• [THE EXERCISE] Using the records below, count the lines with "semi" in them. Give the number only.

• [RAW RECORDS]
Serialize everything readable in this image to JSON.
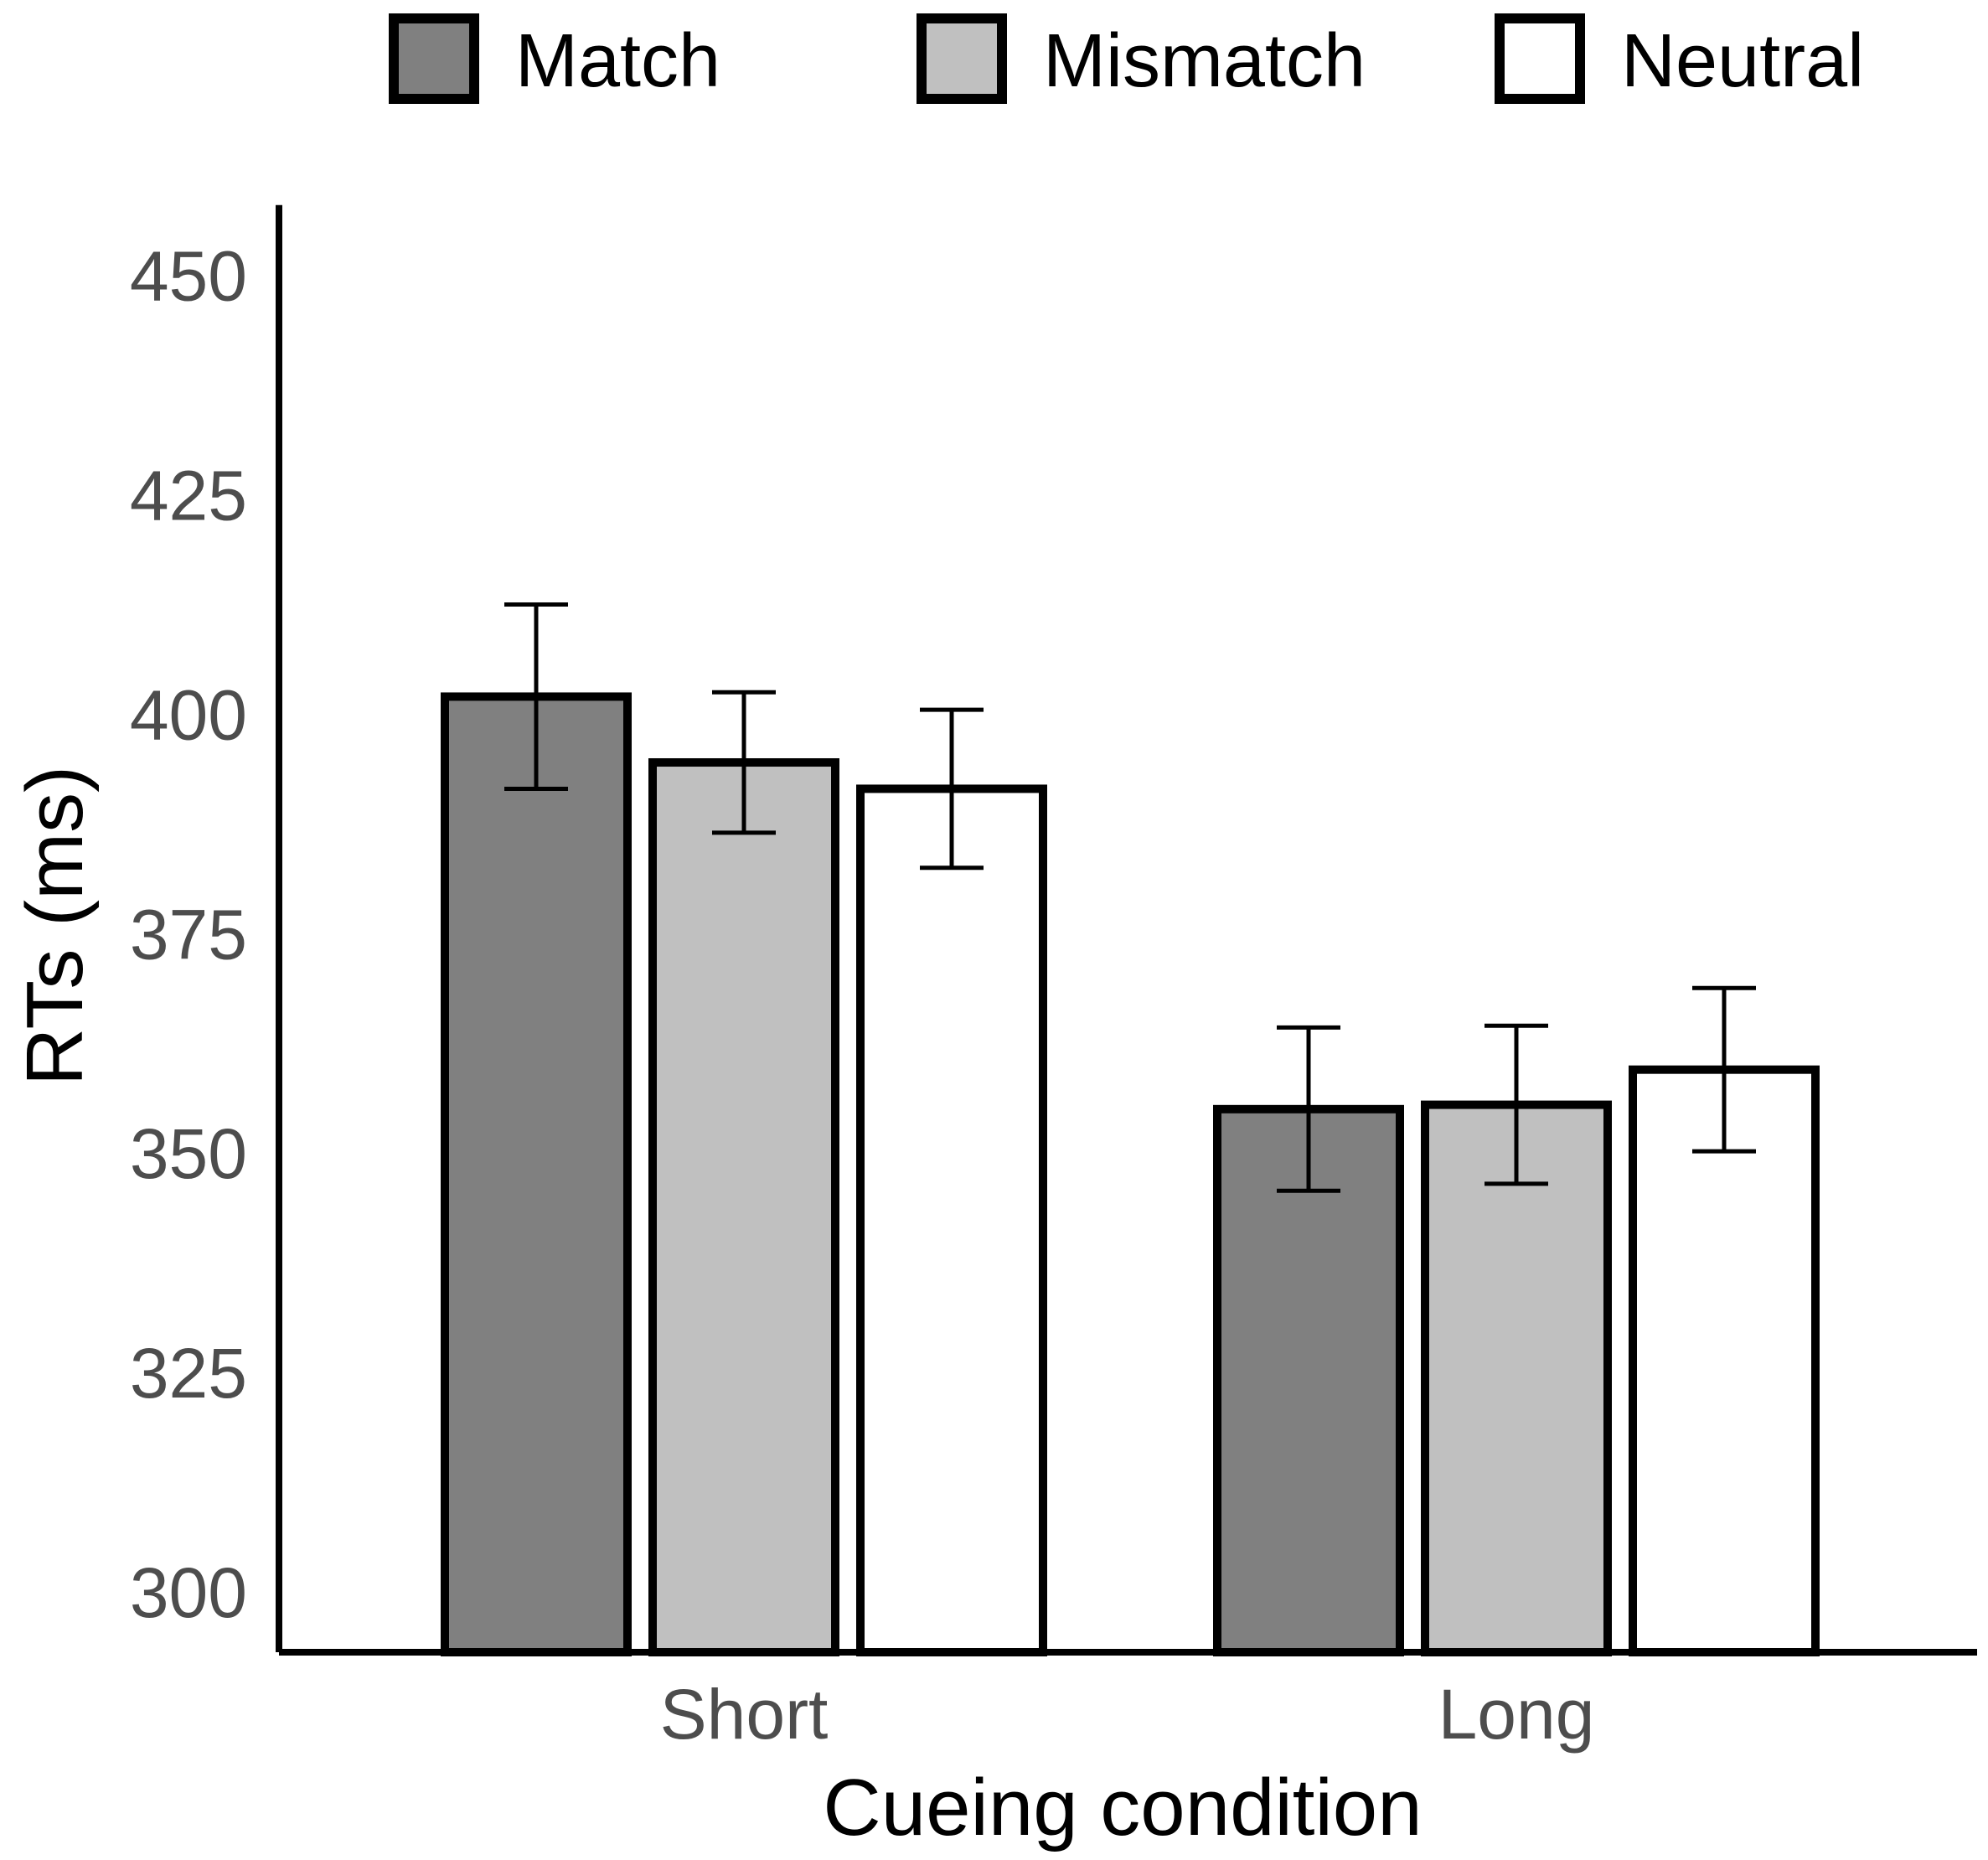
{
  "chart_data": {
    "type": "bar",
    "title": "",
    "xlabel": "Cueing condition",
    "ylabel": "RTs (ms)",
    "categories": [
      "Short",
      "Long"
    ],
    "ylim": [
      295,
      458
    ],
    "yticks": [
      300,
      325,
      350,
      375,
      400,
      425,
      450
    ],
    "ytick_labels": [
      "300",
      "325",
      "350",
      "375",
      "400",
      "425",
      "450"
    ],
    "grid": false,
    "legend_position": "top",
    "series": [
      {
        "name": "Match",
        "color": "#808080",
        "values": [
          402,
          355
        ],
        "error": [
          10.5,
          9.3
        ]
      },
      {
        "name": "Mismatch",
        "color": "#c0c0c0",
        "values": [
          394.5,
          355.5
        ],
        "error": [
          8.0,
          9.0
        ]
      },
      {
        "name": "Neutral",
        "color": "#ffffff",
        "values": [
          391.5,
          359.5
        ],
        "error": [
          9.0,
          9.3
        ]
      }
    ]
  }
}
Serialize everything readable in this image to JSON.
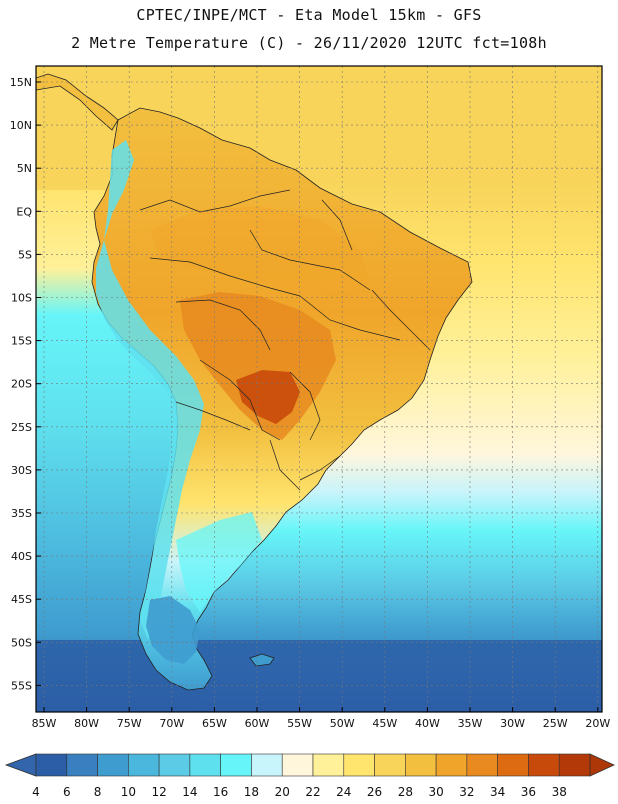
{
  "title_line1": "CPTEC/INPE/MCT -  Eta Model 15km - GFS",
  "title_line2": "2 Metre Temperature (C) - 26/11/2020 12UTC fct=108h",
  "lat_labels": [
    "15N",
    "10N",
    "5N",
    "EQ",
    "5S",
    "10S",
    "15S",
    "20S",
    "25S",
    "30S",
    "35S",
    "40S",
    "45S",
    "50S",
    "55S"
  ],
  "lon_labels": [
    "85W",
    "80W",
    "75W",
    "70W",
    "65W",
    "60W",
    "55W",
    "50W",
    "45W",
    "40W",
    "35W",
    "30W",
    "25W",
    "20W"
  ],
  "colorbar": {
    "labels": [
      "4",
      "6",
      "8",
      "10",
      "12",
      "14",
      "16",
      "18",
      "20",
      "22",
      "24",
      "26",
      "28",
      "30",
      "32",
      "34",
      "36",
      "38"
    ],
    "colors": [
      "#2b5ea6",
      "#3a7fc0",
      "#3f9ccf",
      "#4bb7dd",
      "#5ccbe6",
      "#5fe0ee",
      "#66f5f8",
      "#c8f4fb",
      "#fff6dc",
      "#fff19a",
      "#ffe46e",
      "#f8d45a",
      "#f2bf3f",
      "#f0a52a",
      "#e88a20",
      "#dd6b12",
      "#c84a0a",
      "#b33a08"
    ],
    "low_color": "#3265ab",
    "high_color": "#ad3707"
  }
}
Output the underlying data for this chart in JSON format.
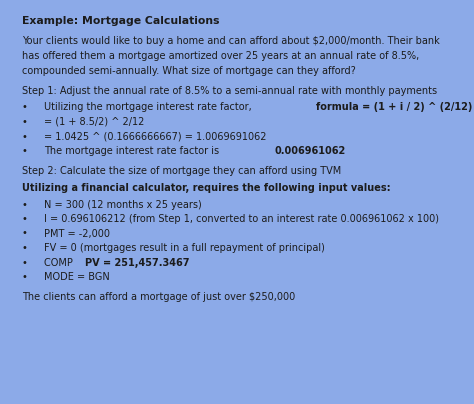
{
  "background_color": "#ffffff",
  "box_color": "#8caae8",
  "text_color": "#1a1a2e",
  "fig_bg": "#ffffff",
  "title": "Example: Mortgage Calculations",
  "intro_lines": [
    "Your clients would like to buy a home and can afford about $2,000/month. Their bank",
    "has offered them a mortgage amortized over 25 years at an annual rate of 8.5%,",
    "compounded semi-annually. What size of mortgage can they afford?"
  ],
  "step1_header": "Step 1: Adjust the annual rate of 8.5% to a semi-annual rate with monthly payments",
  "step2_header": "Step 2: Calculate the size of mortgage they can afford using TVM",
  "step2_bold": "Utilizing a financial calculator, requires the following input values:",
  "footer": "The clients can afford a mortgage of just over $250,000",
  "dark": "#1c1c1c"
}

• [ANSWER BELOW] 2